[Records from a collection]
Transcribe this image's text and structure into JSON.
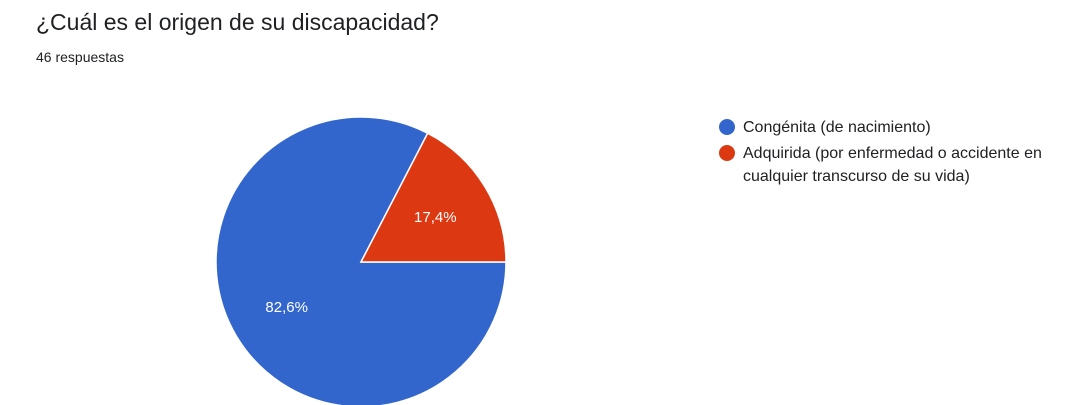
{
  "title": "¿Cuál es el origen de su discapacidad?",
  "subtitle": "46 respuestas",
  "chart_data": {
    "type": "pie",
    "title": "¿Cuál es el origen de su discapacidad?",
    "legend_position": "right",
    "slices": [
      {
        "label": "Congénita (de nacimiento)",
        "value": 82.6,
        "display": "82,6%",
        "color": "#3366cc"
      },
      {
        "label": "Adquirida (por enfermedad o accidente en cualquier transcurso de su vida)",
        "value": 17.4,
        "display": "17,4%",
        "color": "#dc3912"
      }
    ]
  }
}
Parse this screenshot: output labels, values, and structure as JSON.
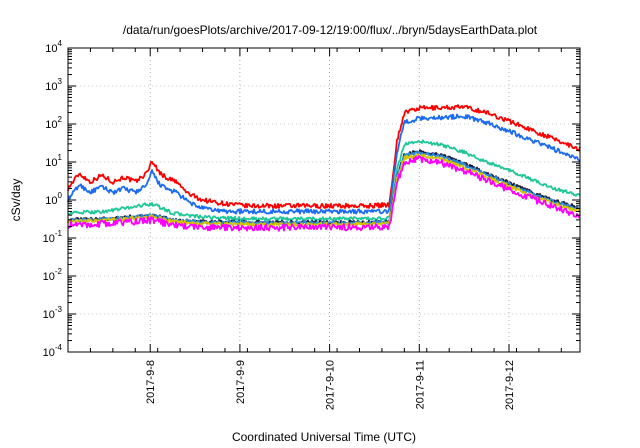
{
  "chart_data": {
    "type": "line",
    "title": "/data/run/goesPlots/archive/2017-09-12/19:00/flux/../bryn/5daysEarthData.plot",
    "xlabel": "Coordinated Universal Time (UTC)",
    "ylabel": "cSv/day",
    "yscale": "log",
    "ylim": [
      0.0001,
      10000
    ],
    "xlim": [
      "2017-09-07 02:00",
      "2017-09-12 19:00"
    ],
    "y_ticks": [
      {
        "base": "10",
        "exp": "-4"
      },
      {
        "base": "10",
        "exp": "-3"
      },
      {
        "base": "10",
        "exp": "-2"
      },
      {
        "base": "10",
        "exp": "-1"
      },
      {
        "base": "10",
        "exp": "0"
      },
      {
        "base": "10",
        "exp": "1"
      },
      {
        "base": "10",
        "exp": "2"
      },
      {
        "base": "10",
        "exp": "3"
      },
      {
        "base": "10",
        "exp": "4"
      }
    ],
    "x_ticks": [
      {
        "label": "2017-9-8",
        "t": "2017-09-08 00:00"
      },
      {
        "label": "2017-9-9",
        "t": "2017-09-09 00:00"
      },
      {
        "label": "2017-9-10",
        "t": "2017-09-10 00:00"
      },
      {
        "label": "2017-9-11",
        "t": "2017-09-11 00:00"
      },
      {
        "label": "2017-9-12",
        "t": "2017-09-12 00:00"
      }
    ],
    "grid": true,
    "x_grid_style": "dotted",
    "series": [
      {
        "color": "#ff0000",
        "x": [
          "2017-09-07 02:00",
          "2017-09-07 05:00",
          "2017-09-07 08:00",
          "2017-09-07 11:00",
          "2017-09-07 14:00",
          "2017-09-07 17:00",
          "2017-09-07 20:00",
          "2017-09-07 23:00",
          "2017-09-08 00:30",
          "2017-09-08 02:00",
          "2017-09-08 04:00",
          "2017-09-08 07:00",
          "2017-09-08 10:00",
          "2017-09-08 14:00",
          "2017-09-08 20:00",
          "2017-09-09 02:00",
          "2017-09-09 10:00",
          "2017-09-09 18:00",
          "2017-09-10 02:00",
          "2017-09-10 10:00",
          "2017-09-10 16:00",
          "2017-09-10 18:00",
          "2017-09-10 20:00",
          "2017-09-11 00:00",
          "2017-09-11 06:00",
          "2017-09-11 12:00",
          "2017-09-11 18:00",
          "2017-09-12 00:00",
          "2017-09-12 06:00",
          "2017-09-12 12:00",
          "2017-09-12 19:00"
        ],
        "y": [
          2.0,
          5.0,
          3.0,
          4.5,
          3.0,
          4.0,
          3.0,
          5.0,
          11,
          6.0,
          4.0,
          3.0,
          1.5,
          1.0,
          0.8,
          0.7,
          0.7,
          0.7,
          0.7,
          0.7,
          0.75,
          35,
          200,
          260,
          270,
          280,
          200,
          120,
          70,
          40,
          22
        ]
      },
      {
        "color": "#1b6cf2",
        "x": [
          "2017-09-07 02:00",
          "2017-09-07 05:00",
          "2017-09-07 08:00",
          "2017-09-07 11:00",
          "2017-09-07 14:00",
          "2017-09-07 17:00",
          "2017-09-07 20:00",
          "2017-09-07 23:00",
          "2017-09-08 00:30",
          "2017-09-08 02:00",
          "2017-09-08 04:00",
          "2017-09-08 07:00",
          "2017-09-08 10:00",
          "2017-09-08 14:00",
          "2017-09-08 20:00",
          "2017-09-09 02:00",
          "2017-09-09 10:00",
          "2017-09-09 18:00",
          "2017-09-10 02:00",
          "2017-09-10 10:00",
          "2017-09-10 16:00",
          "2017-09-10 18:00",
          "2017-09-10 20:00",
          "2017-09-11 00:00",
          "2017-09-11 06:00",
          "2017-09-11 12:00",
          "2017-09-11 18:00",
          "2017-09-12 00:00",
          "2017-09-12 06:00",
          "2017-09-12 12:00",
          "2017-09-12 19:00"
        ],
        "y": [
          1.0,
          2.5,
          1.6,
          2.2,
          1.6,
          2.0,
          1.6,
          2.4,
          5.5,
          3.0,
          2.0,
          1.6,
          0.9,
          0.6,
          0.5,
          0.5,
          0.5,
          0.5,
          0.5,
          0.5,
          0.5,
          18,
          110,
          140,
          150,
          160,
          110,
          65,
          38,
          22,
          11
        ]
      },
      {
        "color": "#1fc799",
        "x": [
          "2017-09-07 02:00",
          "2017-09-07 12:00",
          "2017-09-08 00:30",
          "2017-09-08 06:00",
          "2017-09-08 14:00",
          "2017-09-09 02:00",
          "2017-09-09 18:00",
          "2017-09-10 10:00",
          "2017-09-10 16:00",
          "2017-09-10 18:00",
          "2017-09-10 20:00",
          "2017-09-11 00:00",
          "2017-09-11 06:00",
          "2017-09-11 12:00",
          "2017-09-11 18:00",
          "2017-09-12 00:00",
          "2017-09-12 06:00",
          "2017-09-12 12:00",
          "2017-09-12 19:00"
        ],
        "y": [
          0.45,
          0.5,
          0.8,
          0.45,
          0.35,
          0.32,
          0.32,
          0.32,
          0.33,
          6,
          30,
          35,
          28,
          18,
          10,
          6,
          3.5,
          2.0,
          1.3
        ]
      },
      {
        "color": "#1a1a3a",
        "x": [
          "2017-09-07 02:00",
          "2017-09-07 12:00",
          "2017-09-08 00:30",
          "2017-09-08 06:00",
          "2017-09-08 14:00",
          "2017-09-09 02:00",
          "2017-09-09 18:00",
          "2017-09-10 10:00",
          "2017-09-10 16:00",
          "2017-09-10 18:00",
          "2017-09-10 20:00",
          "2017-09-11 00:00",
          "2017-09-11 06:00",
          "2017-09-11 12:00",
          "2017-09-11 18:00",
          "2017-09-12 00:00",
          "2017-09-12 06:00",
          "2017-09-12 12:00",
          "2017-09-12 19:00"
        ],
        "y": [
          0.3,
          0.32,
          0.4,
          0.3,
          0.27,
          0.26,
          0.26,
          0.26,
          0.27,
          4.0,
          16,
          19,
          15,
          9,
          5,
          2.8,
          1.6,
          0.95,
          0.62
        ]
      },
      {
        "color": "#2e8ad6",
        "x": [
          "2017-09-07 02:00",
          "2017-09-07 12:00",
          "2017-09-08 00:30",
          "2017-09-08 06:00",
          "2017-09-08 14:00",
          "2017-09-09 02:00",
          "2017-09-09 18:00",
          "2017-09-10 10:00",
          "2017-09-10 16:00",
          "2017-09-10 18:00",
          "2017-09-10 20:00",
          "2017-09-11 00:00",
          "2017-09-11 06:00",
          "2017-09-11 12:00",
          "2017-09-11 18:00",
          "2017-09-12 00:00",
          "2017-09-12 06:00",
          "2017-09-12 12:00",
          "2017-09-12 19:00"
        ],
        "y": [
          0.29,
          0.31,
          0.39,
          0.29,
          0.26,
          0.25,
          0.25,
          0.25,
          0.26,
          3.8,
          15,
          17.5,
          14,
          8.5,
          4.7,
          2.6,
          1.5,
          0.9,
          0.58
        ]
      },
      {
        "color": "#d4c400",
        "x": [
          "2017-09-07 02:00",
          "2017-09-07 12:00",
          "2017-09-08 00:30",
          "2017-09-08 06:00",
          "2017-09-08 14:00",
          "2017-09-09 02:00",
          "2017-09-09 18:00",
          "2017-09-10 10:00",
          "2017-09-10 16:00",
          "2017-09-10 18:00",
          "2017-09-10 20:00",
          "2017-09-11 00:00",
          "2017-09-11 06:00",
          "2017-09-11 12:00",
          "2017-09-11 18:00",
          "2017-09-12 00:00",
          "2017-09-12 06:00",
          "2017-09-12 12:00",
          "2017-09-12 19:00"
        ],
        "y": [
          0.27,
          0.29,
          0.36,
          0.27,
          0.24,
          0.23,
          0.23,
          0.23,
          0.24,
          3.4,
          13,
          15,
          12,
          7.2,
          4.1,
          2.3,
          1.3,
          0.8,
          0.5
        ]
      },
      {
        "color": "#ff00ff",
        "x": [
          "2017-09-07 02:00",
          "2017-09-07 12:00",
          "2017-09-08 00:30",
          "2017-09-08 06:00",
          "2017-09-08 14:00",
          "2017-09-09 02:00",
          "2017-09-09 18:00",
          "2017-09-10 10:00",
          "2017-09-10 16:00",
          "2017-09-10 18:00",
          "2017-09-10 20:00",
          "2017-09-11 00:00",
          "2017-09-11 06:00",
          "2017-09-11 12:00",
          "2017-09-11 18:00",
          "2017-09-12 00:00",
          "2017-09-12 06:00",
          "2017-09-12 12:00",
          "2017-09-12 19:00"
        ],
        "y": [
          0.22,
          0.24,
          0.3,
          0.22,
          0.19,
          0.19,
          0.19,
          0.19,
          0.2,
          2.8,
          10,
          12,
          9.5,
          6,
          3.4,
          1.9,
          1.1,
          0.65,
          0.4
        ]
      }
    ]
  }
}
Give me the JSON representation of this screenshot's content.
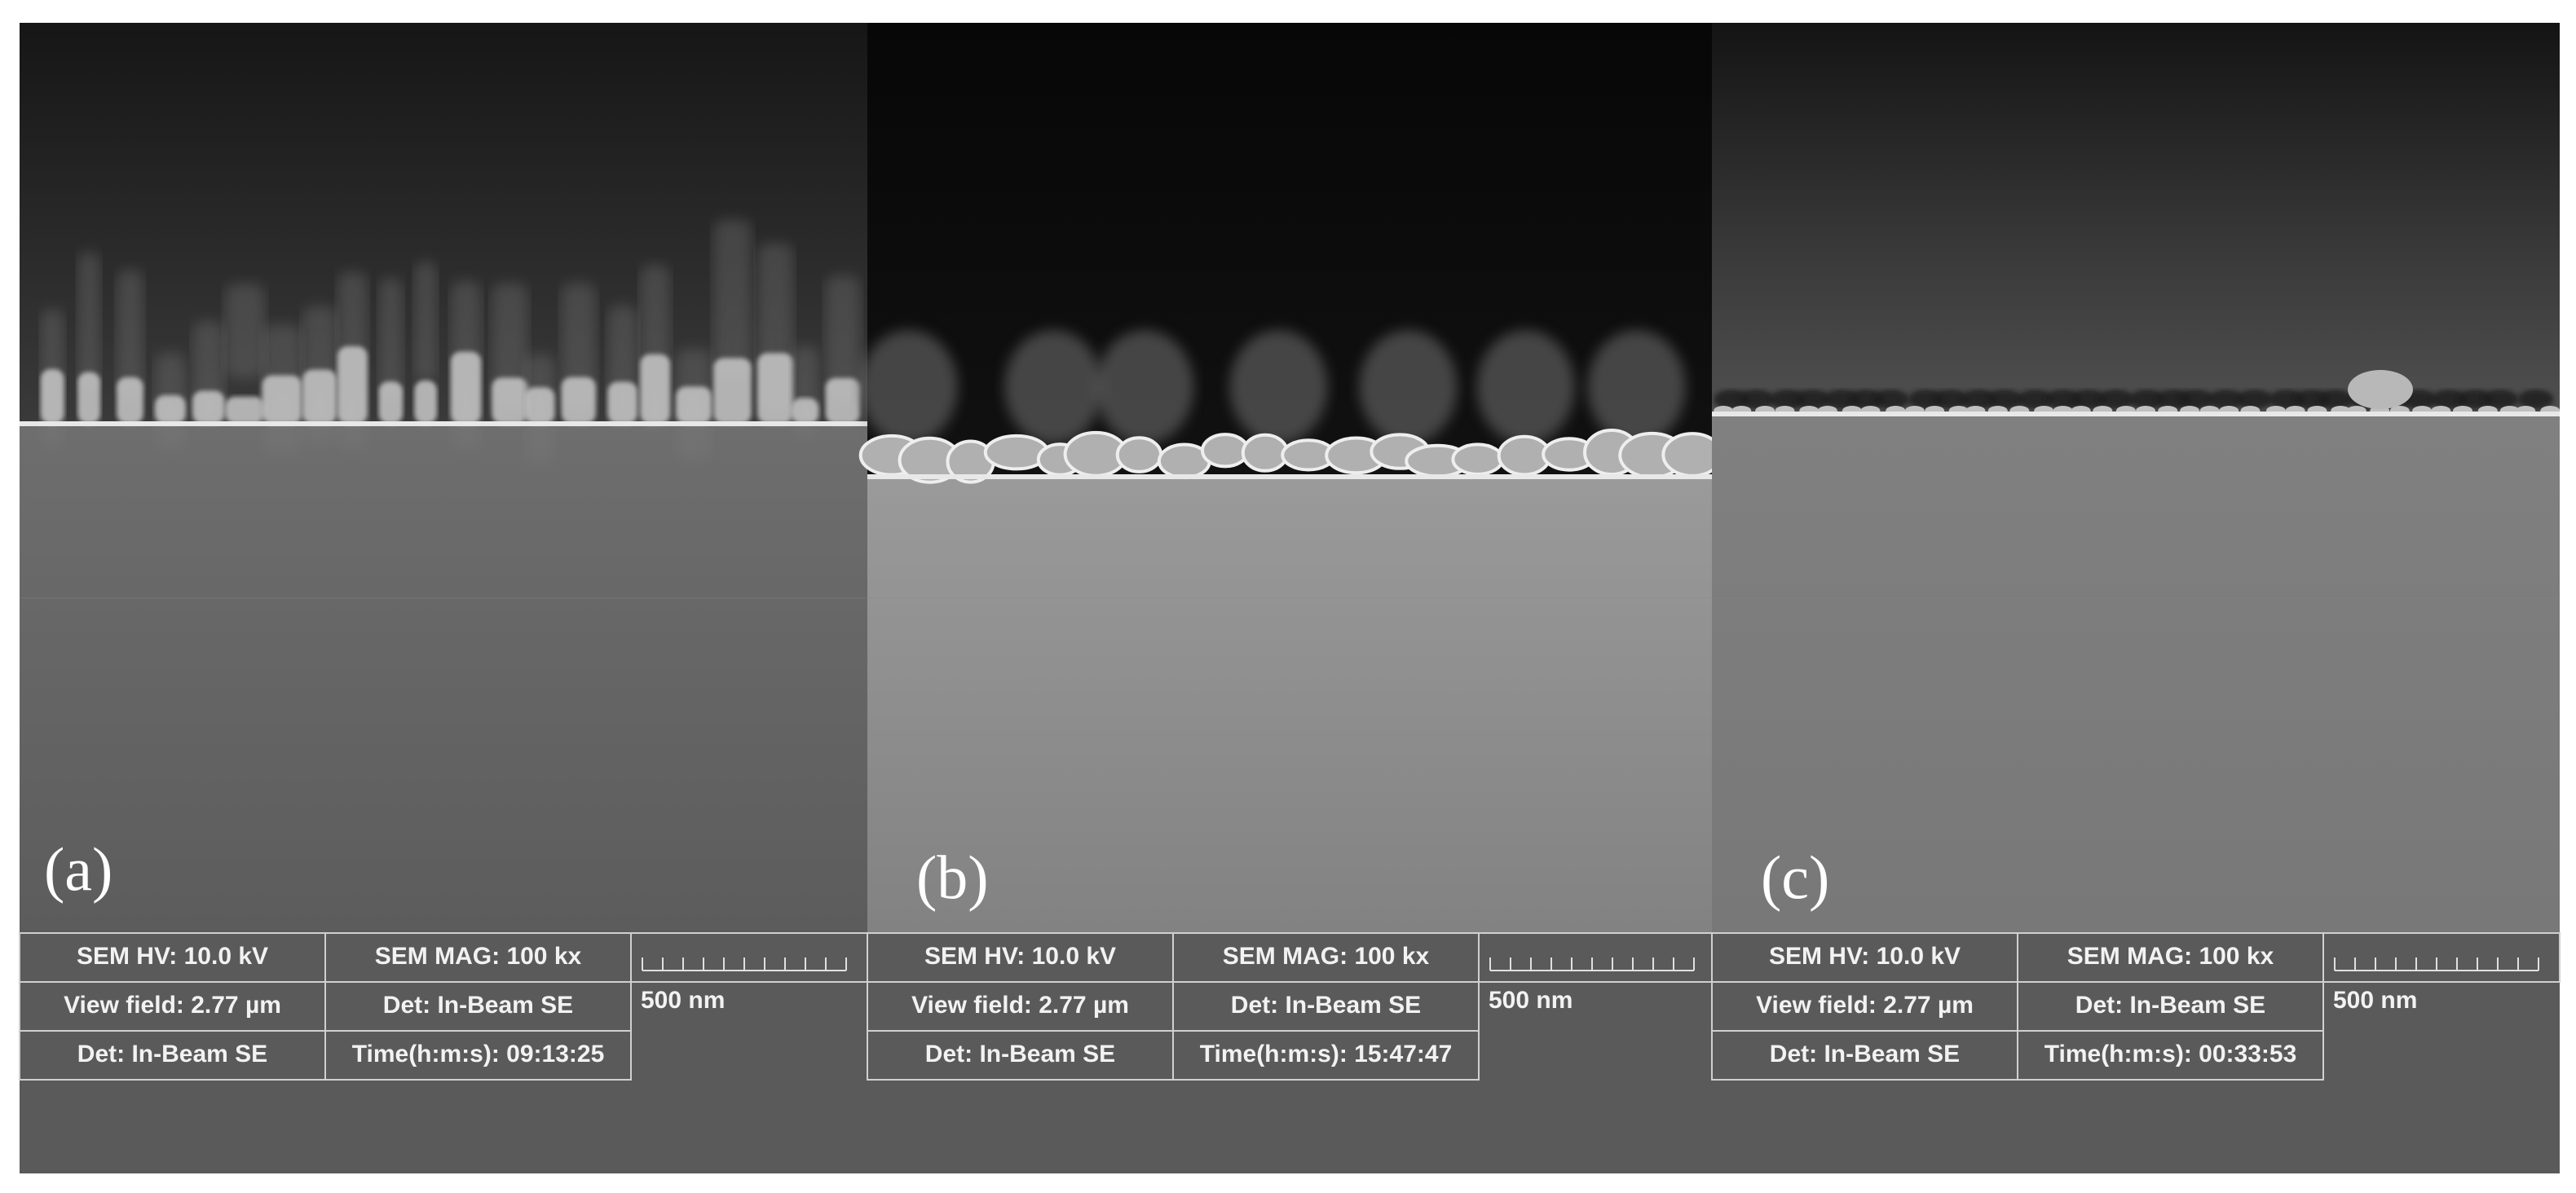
{
  "panels": [
    {
      "label": "(a)",
      "info": [
        [
          "SEM HV: 10.0 kV",
          "SEM MAG: 100 kx"
        ],
        [
          "View field: 2.77 µm",
          "Det: In-Beam SE"
        ],
        [
          "Det: In-Beam SE",
          "Time(h:m:s): 09:13:25"
        ]
      ],
      "scale_bar": "500 nm"
    },
    {
      "label": "(b)",
      "info": [
        [
          "SEM HV: 10.0 kV",
          "SEM MAG: 100 kx"
        ],
        [
          "View field: 2.77 µm",
          "Det: In-Beam SE"
        ],
        [
          "Det: In-Beam SE",
          "Time(h:m:s): 15:47:47"
        ]
      ],
      "scale_bar": "500 nm"
    },
    {
      "label": "(c)",
      "info": [
        [
          "SEM HV: 10.0 kV",
          "SEM MAG: 100 kx"
        ],
        [
          "View field: 2.77 µm",
          "Det: In-Beam SE"
        ],
        [
          "Det: In-Beam SE",
          "Time(h:m:s): 00:33:53"
        ]
      ],
      "scale_bar": "500 nm"
    }
  ]
}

> _Short task_
Starting at the line containing "Give me the", write out each line through the last one in the listing above, inclusive, and nothing else. Pictures are excluded from the copy.

> _Solution to this problem_
Give me the JSON representation of this screenshot's content.
{
  "panels": [
    {
      "label": "(a)",
      "info": [
        [
          "SEM HV: 10.0 kV",
          "SEM MAG: 100 kx"
        ],
        [
          "View field: 2.77 µm",
          "Det: In-Beam SE"
        ],
        [
          "Det: In-Beam SE",
          "Time(h:m:s): 09:13:25"
        ]
      ],
      "scale_bar": "500 nm"
    },
    {
      "label": "(b)",
      "info": [
        [
          "SEM HV: 10.0 kV",
          "SEM MAG: 100 kx"
        ],
        [
          "View field: 2.77 µm",
          "Det: In-Beam SE"
        ],
        [
          "Det: In-Beam SE",
          "Time(h:m:s): 15:47:47"
        ]
      ],
      "scale_bar": "500 nm"
    },
    {
      "label": "(c)",
      "info": [
        [
          "SEM HV: 10.0 kV",
          "SEM MAG: 100 kx"
        ],
        [
          "View field: 2.77 µm",
          "Det: In-Beam SE"
        ],
        [
          "Det: In-Beam SE",
          "Time(h:m:s): 00:33:53"
        ]
      ],
      "scale_bar": "500 nm"
    }
  ]
}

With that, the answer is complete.